I think this is called a Gerbera Daisy?

The kids next door gave it to my sister for Mother’s Day. This is just shy of a 1:1 macro. I needed a little wiggle room to nail the focus where I wanted.800_1971.NEF (38.9 MB)
This file is licensed Creative Commons, By-Attribution, Share-Alike.

800_1971.NEF.xmp (8.3 KB) 800_1971_01.NEF.xmp (9.2 KB)

Update.
OK Inspired by @Claes and @XavAL I took a few more shots.

RBF_0642.NEF (26.3 MB) RBF_0642_01.NEF.xmp (7.0 KB)
This is the same lens on a Nikon D7100.

RBF_0643.NEF (26.2 MB) RBF_0643.NEF.xmp (5.0 KB)
This is with a 36mm extension tube added.

RBF_0644.NEF (26.2 MB) RBF_0644.NEF.xmp (5.0 KB)
This is with another 36mm extension tube, totaling 72mm.

Anybody know how to calculate the magnification?
Have fun!

9 Likes

Hello @sls141

Nice shot: thanks for posting it :slight_smile:

RT. 5.8

800_1971.jpg.out.pp3 (12.2 KB)

3 Likes

Nice lens, @sls141 – and nice flower!

Have you noticed all interesting things that go on in the centre of the flower?


Have fun!
Claes in Lund, Sweden

4 Likes

Beautiful! The shot and the flower…

My dad had a flower-shop and these have such soft petals and sharp looking carpels/stamens/pollen. Made my edit with that in mind:


gerbera.daisy.nikon.d800.nef.xmp (11.2 KB) darktable 3.0.2

Thanks for sharing this one!

3 Likes

@Claes Oh yeah! That gets me to thinking about adding an extension tube and giving it another shot!

Great!


800_1971.NEF.xmp (8.3 KB)

2 Likes

And here black and white versions:


800_1971.NEF.xmp (10.6 KB)


800_1971.NEF.xmp (9.7 KB)

2 Likes

@Thomas_Do Very nice! I’m looking forward to examining the .xmp files. I’m guessing the second is a crop from the first?

Yes, there were so many nice details, I had to “enlarge” them to make them visable (following the idea of @Claes). The b/w version is based on the color edit. Starting with b/w from scratch, might be better.

@Jade_NL Thanks and you’re welcome respectively! The flower was sitting on the window sill above the kitchen sink. I thought that the right “half moon” was a shadow but by getting a closer look, I could see that wasn’t the case. So, out came the 180mm macro. I was tempted to focus on the stamens on the outside of the “hub” against the soft petals, but decided to stick to what caught my eye to begin with and pretty much focused on dead center of the “hub.”

My take:

800_1971.png.out.pp3 (12.7 KB)
RT5.8dev (commit 90180a7d1).

Nice lens, by the way.

3 Likes

At those magnification ranges the best way is to shoot a ruler or something with known size right after the subject, without touching the focusing ring, nor autofocus again

EDIT: sorry, that was a lazy explanation

The idea is that you have shot both your subject and the known size object with the same focus settings in camera. That way both have the same (unknown yet) magnification.

__Task set__.
• a. In the gerbera daisy thread, condense the paragraph beginning "Yes, there were so many nice details" into a short bulleted list that keeps its main points.
• b. Pick up the gerbera daisy thread after its final sentence and write the next part.
The listing comes from a source unrelated to the thread above.

__Records provided__.
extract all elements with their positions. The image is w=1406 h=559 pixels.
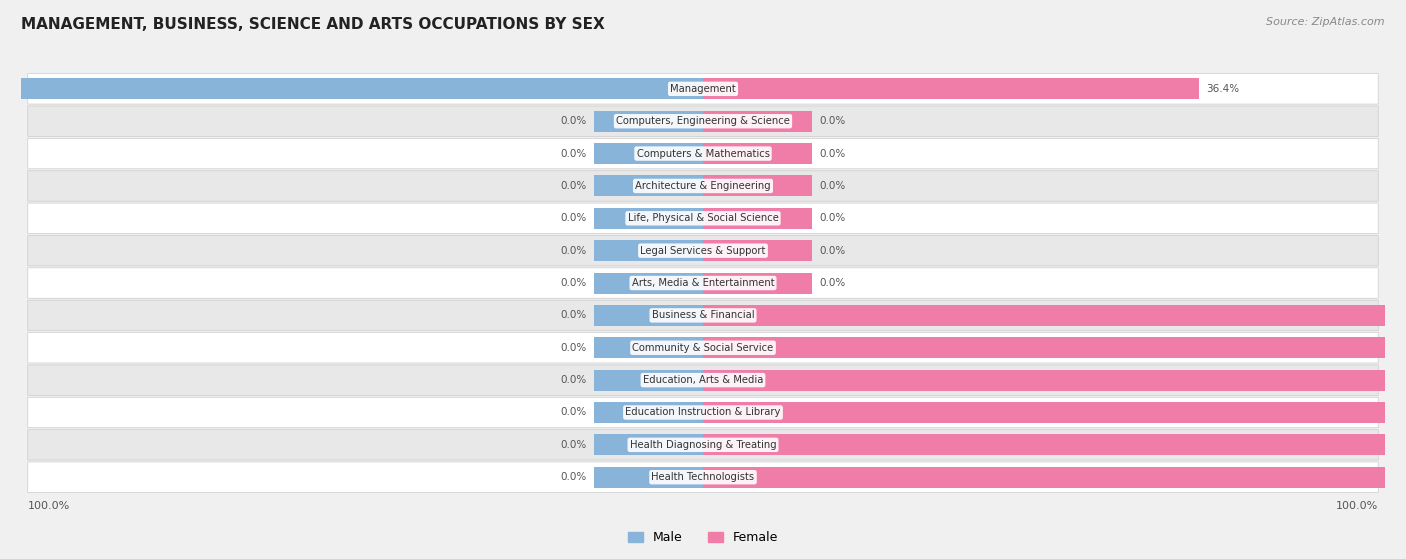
Text: Architecture & Engineering: Architecture & Engineering <box>636 181 770 191</box>
FancyBboxPatch shape <box>28 462 1378 492</box>
Text: Business & Financial: Business & Financial <box>652 310 754 320</box>
Text: 0.0%: 0.0% <box>561 472 588 482</box>
Bar <box>703 111 813 132</box>
Bar <box>703 208 813 229</box>
Text: 0.0%: 0.0% <box>561 149 588 159</box>
FancyBboxPatch shape <box>28 139 1378 169</box>
Bar <box>703 272 813 293</box>
Text: Source: ZipAtlas.com: Source: ZipAtlas.com <box>1267 17 1385 27</box>
Text: 36.4%: 36.4% <box>1206 84 1239 94</box>
FancyBboxPatch shape <box>28 170 1378 201</box>
Text: 0.0%: 0.0% <box>561 375 588 385</box>
Text: Computers, Engineering & Science: Computers, Engineering & Science <box>616 116 790 126</box>
Bar <box>703 434 1406 456</box>
Text: Education, Arts & Media: Education, Arts & Media <box>643 375 763 385</box>
FancyBboxPatch shape <box>28 333 1378 363</box>
Text: Health Technologists: Health Technologists <box>651 472 755 482</box>
FancyBboxPatch shape <box>28 203 1378 234</box>
Text: 0.0%: 0.0% <box>818 214 845 223</box>
FancyBboxPatch shape <box>28 300 1378 330</box>
Bar <box>703 369 1406 391</box>
Text: Legal Services & Support: Legal Services & Support <box>640 245 766 255</box>
Text: 100.0%: 100.0% <box>28 500 70 510</box>
Bar <box>0 78 703 100</box>
Bar <box>703 305 1406 326</box>
Text: 0.0%: 0.0% <box>561 278 588 288</box>
Text: Arts, Media & Entertainment: Arts, Media & Entertainment <box>631 278 775 288</box>
Bar <box>703 143 813 164</box>
Bar <box>593 467 703 487</box>
FancyBboxPatch shape <box>28 365 1378 395</box>
Bar <box>593 143 703 164</box>
Bar <box>593 176 703 196</box>
Bar <box>593 337 703 358</box>
Text: 0.0%: 0.0% <box>561 343 588 353</box>
Bar <box>703 402 1406 423</box>
Text: 0.0%: 0.0% <box>818 149 845 159</box>
Legend: Male, Female: Male, Female <box>628 531 778 544</box>
Text: Computers & Mathematics: Computers & Mathematics <box>637 149 769 159</box>
Bar <box>703 240 813 261</box>
Text: 100.0%: 100.0% <box>1336 500 1378 510</box>
Bar <box>703 78 1199 100</box>
Text: 0.0%: 0.0% <box>561 245 588 255</box>
Text: 0.0%: 0.0% <box>561 116 588 126</box>
Text: 0.0%: 0.0% <box>561 408 588 418</box>
Bar <box>703 467 1406 487</box>
Bar <box>593 111 703 132</box>
FancyBboxPatch shape <box>28 268 1378 299</box>
Text: Community & Social Service: Community & Social Service <box>633 343 773 353</box>
Text: Health Diagnosing & Treating: Health Diagnosing & Treating <box>630 440 776 450</box>
FancyBboxPatch shape <box>28 430 1378 460</box>
Bar <box>593 434 703 456</box>
Text: Management: Management <box>671 84 735 94</box>
Text: MANAGEMENT, BUSINESS, SCIENCE AND ARTS OCCUPATIONS BY SEX: MANAGEMENT, BUSINESS, SCIENCE AND ARTS O… <box>21 17 605 32</box>
Text: 0.0%: 0.0% <box>818 245 845 255</box>
FancyBboxPatch shape <box>28 397 1378 428</box>
Text: 0.0%: 0.0% <box>561 181 588 191</box>
Text: 0.0%: 0.0% <box>561 310 588 320</box>
Bar <box>593 369 703 391</box>
Bar <box>593 305 703 326</box>
Text: 0.0%: 0.0% <box>561 440 588 450</box>
Text: 0.0%: 0.0% <box>818 278 845 288</box>
Bar <box>593 240 703 261</box>
Bar <box>593 208 703 229</box>
Text: 0.0%: 0.0% <box>818 181 845 191</box>
Bar <box>593 272 703 293</box>
Bar <box>703 176 813 196</box>
Bar <box>593 402 703 423</box>
Text: Education Instruction & Library: Education Instruction & Library <box>626 408 780 418</box>
Text: 0.0%: 0.0% <box>818 116 845 126</box>
FancyBboxPatch shape <box>28 74 1378 104</box>
FancyBboxPatch shape <box>28 106 1378 136</box>
Text: Life, Physical & Social Science: Life, Physical & Social Science <box>627 214 779 223</box>
Bar <box>703 337 1406 358</box>
FancyBboxPatch shape <box>28 235 1378 266</box>
Text: 0.0%: 0.0% <box>561 214 588 223</box>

__Outputs for the tasks__.
• a.
- There were so many fine details that they had to be enlarged to be seen, following an idea from @Claes.
- The black-and-white version was made from the color edit.
- Starting the black-and-white version from scratch might have worked better.

• b.
After that, within your preferred application, you pick a measure horizontally or vertically from your known size object. Let’s say it’s a ruler: you pick e.g. a distance of 20mm horizontally.

Next, you somehow measure the pixels contained in that distance: let’s say there are 3000 pixels in those 20mm.

If the image is 4500 pixels wide and your sensor is 24mm wide, that means 4500pixels=24mm

In your image 3000pixels=20mm, so 4500pixels=30mm (in your shot).

You have shot an area of 30mm, and your sensor is 24mm, so the magnification (on sensor) is 24/30=0.8x (lower than real life, or 1:1)

Hope this is a better explanation

2 Likes

I appreciate the effort. I can recall reading something a while back about calculating the magnification based on focal length of the lens and what you would have after adding extension. It may have been in a Nikon bellows manual, but I really can’t remember. Perhaps someone here will know but it’s not really important.

I didn’t say it was the only way :smiley:

That formulae are based on lenses focused at infinity, if I’m not wrong. In such case, if you double the focal length with extensions, then you double the magnification ratio of the lens (at infinity).

The problem with modern lenses, specially those that have internal focusing, is that when you focus something closer, the effective focal length changes internally, so you will never know the real length, just the magnification you get on sensor (and that is a priori unknown).

But I have found a document that may (or may not) help you a bit:
PB-6repro_scales.pdf (1.8 MB)

Take into account that they talk about Nikon lenses, but at infinity, any lens with those focal lengths work the same.

A note: even though the say otherwise, when going macro the best apertures are usually one stop down the max aperture of the lens. And that means a really shallow depth of field.

1 Like

@XavAL Actually, I think that file is what I have seen in the past because I have a PB-6. About what you said about the magnification at infinity, I read something about getting a better depth of field with a long lens by adding extension and focusing at near infinity. It didn’t apply to macro shooting though, if I recall correctly.

Using a lens which does not change focal length when focusing (for example simple old 50 mm primes), using an extension ring of say 4mm does not make any difference than changing the lens focus to move the lens 4mm from the sensor.

Yes. It doesn’t really make any sense with really low magnifications. The advantage starts to be apparent when the lens can’t focus any closer, and then you can only use some gadget to increase the distance from the lens to the sensor. Or change the lens itself…

Then things start to get complicated because the «elongated» lens doesn’t usually have good aberration corrections at such magnifications, but that’s another story…

800_1971.pfi (33.6 KB)

1 Like

RBF_0643.NEF.xmp (33.5 KB, dt3.1)


(dt3.1 with LUT3D)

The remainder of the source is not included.